> _OBJECTIVE_:
Without altering anything, output the material below.
[start INPUT FOR THIS TASK]
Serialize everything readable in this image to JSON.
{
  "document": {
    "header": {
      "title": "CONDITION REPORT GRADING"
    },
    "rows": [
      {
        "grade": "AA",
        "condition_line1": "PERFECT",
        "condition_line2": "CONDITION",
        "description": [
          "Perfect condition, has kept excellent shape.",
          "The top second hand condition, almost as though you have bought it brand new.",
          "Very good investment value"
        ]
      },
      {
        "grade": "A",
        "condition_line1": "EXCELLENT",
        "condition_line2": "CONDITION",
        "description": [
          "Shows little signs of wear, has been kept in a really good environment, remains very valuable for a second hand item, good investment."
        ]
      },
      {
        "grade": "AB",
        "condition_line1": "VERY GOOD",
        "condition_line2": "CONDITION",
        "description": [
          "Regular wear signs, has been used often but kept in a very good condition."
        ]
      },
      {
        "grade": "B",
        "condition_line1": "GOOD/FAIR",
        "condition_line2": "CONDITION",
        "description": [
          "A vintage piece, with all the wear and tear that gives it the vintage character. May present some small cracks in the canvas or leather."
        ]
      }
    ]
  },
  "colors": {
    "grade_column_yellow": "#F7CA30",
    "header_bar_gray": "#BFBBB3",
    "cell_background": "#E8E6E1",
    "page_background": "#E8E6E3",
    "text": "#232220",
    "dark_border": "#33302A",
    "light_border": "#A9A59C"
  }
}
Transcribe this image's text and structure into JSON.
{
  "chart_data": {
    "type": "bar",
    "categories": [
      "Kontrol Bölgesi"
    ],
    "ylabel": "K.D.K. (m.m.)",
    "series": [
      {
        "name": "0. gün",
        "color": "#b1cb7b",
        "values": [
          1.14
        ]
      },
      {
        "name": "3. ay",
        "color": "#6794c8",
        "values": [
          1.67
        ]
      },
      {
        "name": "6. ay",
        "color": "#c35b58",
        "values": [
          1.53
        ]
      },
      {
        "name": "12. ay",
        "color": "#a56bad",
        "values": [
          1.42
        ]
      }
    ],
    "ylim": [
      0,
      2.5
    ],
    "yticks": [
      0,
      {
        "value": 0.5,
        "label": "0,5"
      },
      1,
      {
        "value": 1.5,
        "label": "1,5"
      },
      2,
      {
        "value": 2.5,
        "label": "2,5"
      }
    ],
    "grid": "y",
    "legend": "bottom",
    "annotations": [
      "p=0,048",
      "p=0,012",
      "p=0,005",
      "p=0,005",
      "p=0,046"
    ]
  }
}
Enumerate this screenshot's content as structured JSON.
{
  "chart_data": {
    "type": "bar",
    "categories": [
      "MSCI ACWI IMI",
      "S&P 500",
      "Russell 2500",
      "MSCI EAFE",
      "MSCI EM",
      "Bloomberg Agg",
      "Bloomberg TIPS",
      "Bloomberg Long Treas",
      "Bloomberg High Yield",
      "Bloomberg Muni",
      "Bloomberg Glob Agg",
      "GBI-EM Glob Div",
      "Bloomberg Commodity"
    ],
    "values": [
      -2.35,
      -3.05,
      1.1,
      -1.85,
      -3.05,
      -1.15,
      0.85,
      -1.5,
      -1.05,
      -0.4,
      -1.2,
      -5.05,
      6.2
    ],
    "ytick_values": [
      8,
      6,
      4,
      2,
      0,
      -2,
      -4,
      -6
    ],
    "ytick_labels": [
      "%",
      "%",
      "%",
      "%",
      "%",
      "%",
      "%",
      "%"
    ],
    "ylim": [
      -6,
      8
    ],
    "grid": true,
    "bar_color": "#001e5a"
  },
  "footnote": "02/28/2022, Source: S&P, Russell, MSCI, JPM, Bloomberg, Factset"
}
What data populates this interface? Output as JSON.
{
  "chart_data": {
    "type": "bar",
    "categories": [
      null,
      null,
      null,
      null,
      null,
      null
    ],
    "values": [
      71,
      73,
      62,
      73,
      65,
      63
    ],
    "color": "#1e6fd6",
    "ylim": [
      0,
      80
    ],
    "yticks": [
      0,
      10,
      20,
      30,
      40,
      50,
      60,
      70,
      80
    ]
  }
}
[end INPUT FOR THIS TASK]
> _RESULT FOR THIS TASK_:
Serialize everything readable in this image to JSON.
{
  "document": {
    "header": {
      "title": "CONDITION REPORT GRADING"
    },
    "rows": [
      {
        "grade": "AA",
        "condition_line1": "PERFECT",
        "condition_line2": "CONDITION",
        "description": [
          "Perfect condition, has kept excellent shape.",
          "The top second hand condition, almost as though you have bought it brand new.",
          "Very good investment value"
        ]
      },
      {
        "grade": "A",
        "condition_line1": "EXCELLENT",
        "condition_line2": "CONDITION",
        "description": [
          "Shows little signs of wear, has been kept in a really good environment, remains very valuable for a second hand item, good investment."
        ]
      },
      {
        "grade": "AB",
        "condition_line1": "VERY GOOD",
        "condition_line2": "CONDITION",
        "description": [
          "Regular wear signs, has been used often but kept in a very good condition."
        ]
      },
      {
        "grade": "B",
        "condition_line1": "GOOD/FAIR",
        "condition_line2": "CONDITION",
        "description": [
          "A vintage piece, with all the wear and tear that gives it the vintage character. May present some small cracks in the canvas or leather."
        ]
      }
    ]
  },
  "colors": {
    "grade_column_yellow": "#F7CA30",
    "header_bar_gray": "#BFBBB3",
    "cell_background": "#E8E6E1",
    "page_background": "#E8E6E3",
    "text": "#232220",
    "dark_border": "#33302A",
    "light_border": "#A9A59C"
  }
}
Transcribe this image's text and structure into JSON.
{
  "chart_data": {
    "type": "bar",
    "categories": [
      "Kontrol Bölgesi"
    ],
    "ylabel": "K.D.K. (m.m.)",
    "series": [
      {
        "name": "0. gün",
        "color": "#b1cb7b",
        "values": [
          1.14
        ]
      },
      {
        "name": "3. ay",
        "color": "#6794c8",
        "values": [
          1.67
        ]
      },
      {
        "name": "6. ay",
        "color": "#c35b58",
        "values": [
          1.53
        ]
      },
      {
        "name": "12. ay",
        "color": "#a56bad",
        "values": [
          1.42
        ]
      }
    ],
    "ylim": [
      0,
      2.5
    ],
    "yticks": [
      0,
      {
        "value": 0.5,
        "label": "0,5"
      },
      1,
      {
        "value": 1.5,
        "label": "1,5"
      },
      2,
      {
        "value": 2.5,
        "label": "2,5"
      }
    ],
    "grid": "y",
    "legend": "bottom",
    "annotations": [
      "p=0,048",
      "p=0,012",
      "p=0,005",
      "p=0,005",
      "p=0,046"
    ]
  }
}
Enumerate this screenshot's content as structured JSON.
{
  "chart_data": {
    "type": "bar",
    "categories": [
      "MSCI ACWI IMI",
      "S&P 500",
      "Russell 2500",
      "MSCI EAFE",
      "MSCI EM",
      "Bloomberg Agg",
      "Bloomberg TIPS",
      "Bloomberg Long Treas",
      "Bloomberg High Yield",
      "Bloomberg Muni",
      "Bloomberg Glob Agg",
      "GBI-EM Glob Div",
      "Bloomberg Commodity"
    ],
    "values": [
      -2.35,
      -3.05,
      1.1,
      -1.85,
      -3.05,
      -1.15,
      0.85,
      -1.5,
      -1.05,
      -0.4,
      -1.2,
      -5.05,
      6.2
    ],
    "ytick_values": [
      8,
      6,
      4,
      2,
      0,
      -2,
      -4,
      -6
    ],
    "ytick_labels": [
      "%",
      "%",
      "%",
      "%",
      "%",
      "%",
      "%",
      "%"
    ],
    "ylim": [
      -6,
      8
    ],
    "grid": true,
    "bar_color": "#001e5a"
  },
  "footnote": "02/28/2022, Source: S&P, Russell, MSCI, JPM, Bloomberg, Factset"
}
What data populates this interface? Output as JSON.
{
  "chart_data": {
    "type": "bar",
    "categories": [
      null,
      null,
      null,
      null,
      null,
      null
    ],
    "values": [
      71,
      73,
      62,
      73,
      65,
      63
    ],
    "color": "#1e6fd6",
    "ylim": [
      0,
      80
    ],
    "yticks": [
      0,
      10,
      20,
      30,
      40,
      50,
      60,
      70,
      80
    ]
  }
}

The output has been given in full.